►
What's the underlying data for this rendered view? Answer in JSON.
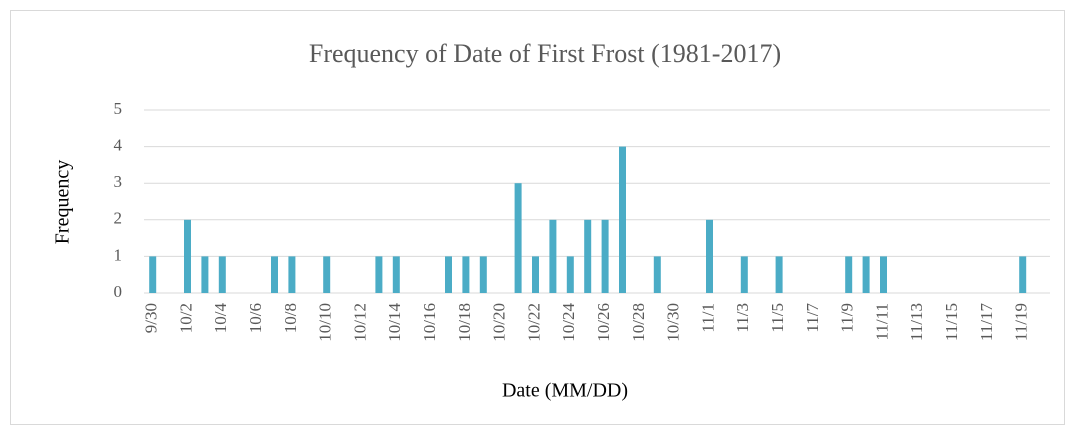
{
  "chart_data": {
    "type": "bar",
    "title": "Frequency of Date of First Frost (1981-2017)",
    "x_label": "Date (MM/DD)",
    "y_label": "Frequency",
    "categories": [
      "9/30",
      null,
      "10/2",
      null,
      "10/4",
      null,
      "10/6",
      null,
      "10/8",
      null,
      "10/10",
      null,
      "10/12",
      null,
      "10/14",
      null,
      "10/16",
      null,
      "10/18",
      null,
      "10/20",
      null,
      "10/22",
      null,
      "10/24",
      null,
      "10/26",
      null,
      "10/28",
      null,
      "10/30",
      null,
      "11/1",
      null,
      "11/3",
      null,
      "11/5",
      null,
      "11/7",
      null,
      "11/9",
      null,
      "11/11",
      null,
      "11/13",
      null,
      "11/15",
      null,
      "11/17",
      null,
      "11/19"
    ],
    "values": [
      1,
      0,
      2,
      1,
      1,
      0,
      0,
      1,
      1,
      0,
      1,
      0,
      0,
      1,
      1,
      0,
      0,
      1,
      1,
      1,
      0,
      3,
      1,
      2,
      1,
      2,
      2,
      4,
      0,
      1,
      0,
      0,
      2,
      0,
      1,
      0,
      1,
      0,
      0,
      0,
      1,
      1,
      1,
      0,
      0,
      0,
      0,
      0,
      0,
      0,
      1
    ],
    "color": "#4bacc6",
    "ylim": [
      0,
      5
    ],
    "yticks": [
      0,
      1,
      2,
      3,
      4,
      5
    ],
    "grid": true
  }
}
◄
Short problem
Check each line above for the word "Frequency" and copy the ones that have it.

Expected output
    "title": "Frequency of Date of First Frost (1981-2017)",
    "y_label": "Frequency",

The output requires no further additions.